* _What is being asked_
Set out every line bearing the string "this".

* _Dataset rows_
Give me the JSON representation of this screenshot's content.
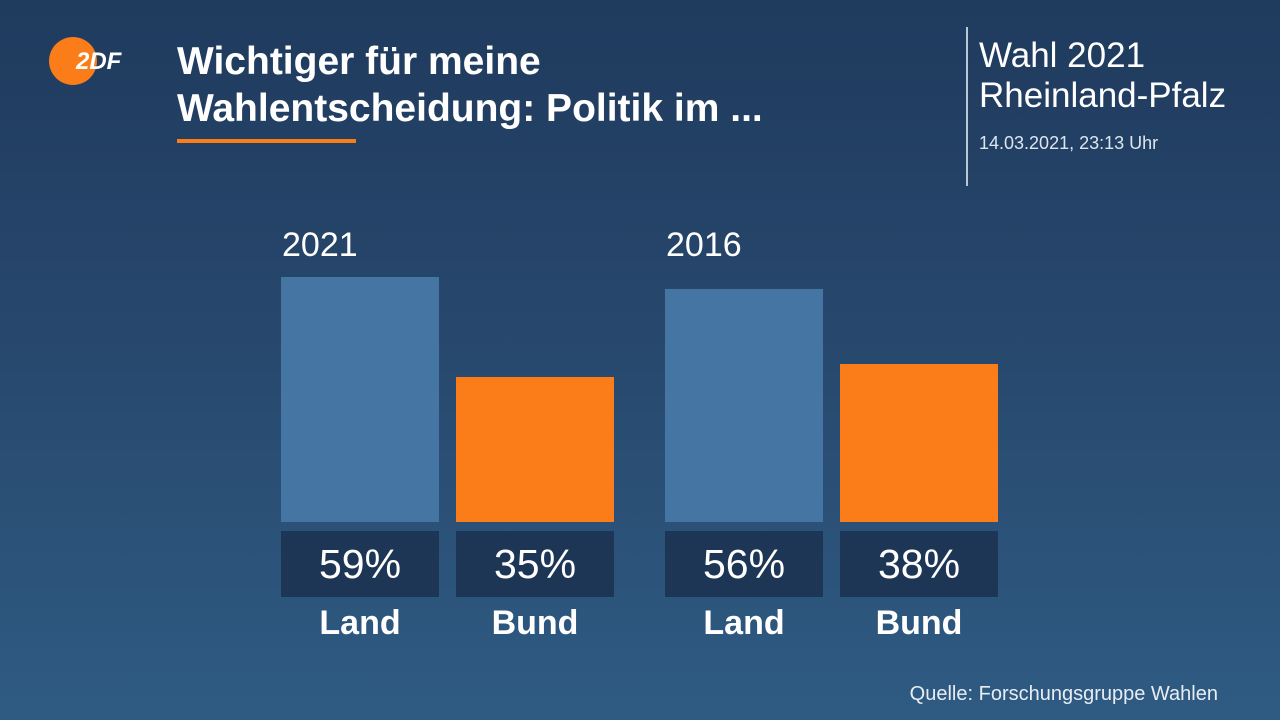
{
  "brand": {
    "logo_text": "2DF",
    "accent": "#fa7d19"
  },
  "header": {
    "title_line1": "Wichtiger für meine",
    "title_line2": "Wahlentscheidung: Politik im ..."
  },
  "election": {
    "line1": "Wahl 2021",
    "line2": "Rheinland-Pfalz",
    "timestamp": "14.03.2021, 23:13 Uhr"
  },
  "chart_data": {
    "type": "bar",
    "title": "Wichtiger für meine Wahlentscheidung: Politik im ...",
    "groups": [
      "2021",
      "2016"
    ],
    "categories": [
      "Land",
      "Bund"
    ],
    "series": [
      {
        "name": "2021",
        "values": [
          59,
          35
        ],
        "labels": [
          "59%",
          "35%"
        ]
      },
      {
        "name": "2016",
        "values": [
          56,
          38
        ],
        "labels": [
          "56%",
          "38%"
        ]
      }
    ],
    "unit": "%",
    "colors": {
      "Land": "#4575a2",
      "Bund": "#fa7d19"
    },
    "ylim": [
      0,
      100
    ]
  },
  "source": "Quelle: Forschungsgruppe Wahlen"
}
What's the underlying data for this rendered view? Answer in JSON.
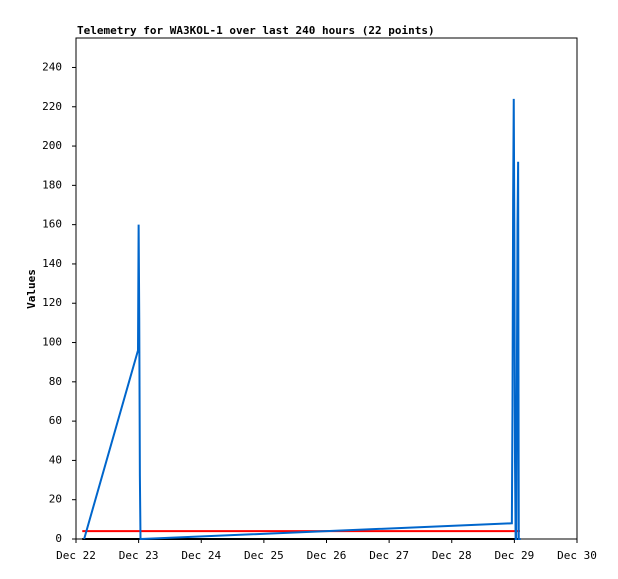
{
  "chart_data": {
    "type": "line",
    "title": "Telemetry for WA3KOL-1 over last 240 hours (22 points)",
    "y_label": "Values",
    "xlim": [
      0,
      8
    ],
    "xticks": [
      {
        "value": 0,
        "label": "Dec 22"
      },
      {
        "value": 1,
        "label": "Dec 23"
      },
      {
        "value": 2,
        "label": "Dec 24"
      },
      {
        "value": 3,
        "label": "Dec 25"
      },
      {
        "value": 4,
        "label": "Dec 26"
      },
      {
        "value": 5,
        "label": "Dec 27"
      },
      {
        "value": 6,
        "label": "Dec 28"
      },
      {
        "value": 7,
        "label": "Dec 29"
      },
      {
        "value": 8,
        "label": "Dec 30"
      }
    ],
    "ylim": [
      0,
      255
    ],
    "yticks": [
      0,
      20,
      40,
      60,
      80,
      100,
      120,
      140,
      160,
      180,
      200,
      220,
      240
    ],
    "series": [
      {
        "color": "#000000",
        "x": [
          0.1,
          7.09
        ],
        "values": [
          0,
          0
        ]
      },
      {
        "color": "#ff0000",
        "x": [
          0.1,
          7.09
        ],
        "values": [
          4,
          4
        ]
      },
      {
        "color": "#0066cc",
        "x": [
          0.13,
          0.99,
          1.0,
          1.01,
          1.02,
          1.03,
          1.04,
          6.96,
          6.97,
          6.98,
          6.99,
          7.0,
          7.01,
          7.02,
          7.03,
          7.04,
          7.05,
          7.06,
          7.07,
          7.08,
          7.09,
          7.1
        ],
        "values": [
          0,
          96,
          160,
          112,
          32,
          0,
          0,
          8,
          68,
          172,
          224,
          152,
          40,
          0,
          0,
          80,
          160,
          192,
          0,
          0,
          0,
          0
        ]
      }
    ]
  }
}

* _Solution_
Give me the JSON representation of this screenshot's content.
What's the underlying data for this rendered view? Answer in JSON.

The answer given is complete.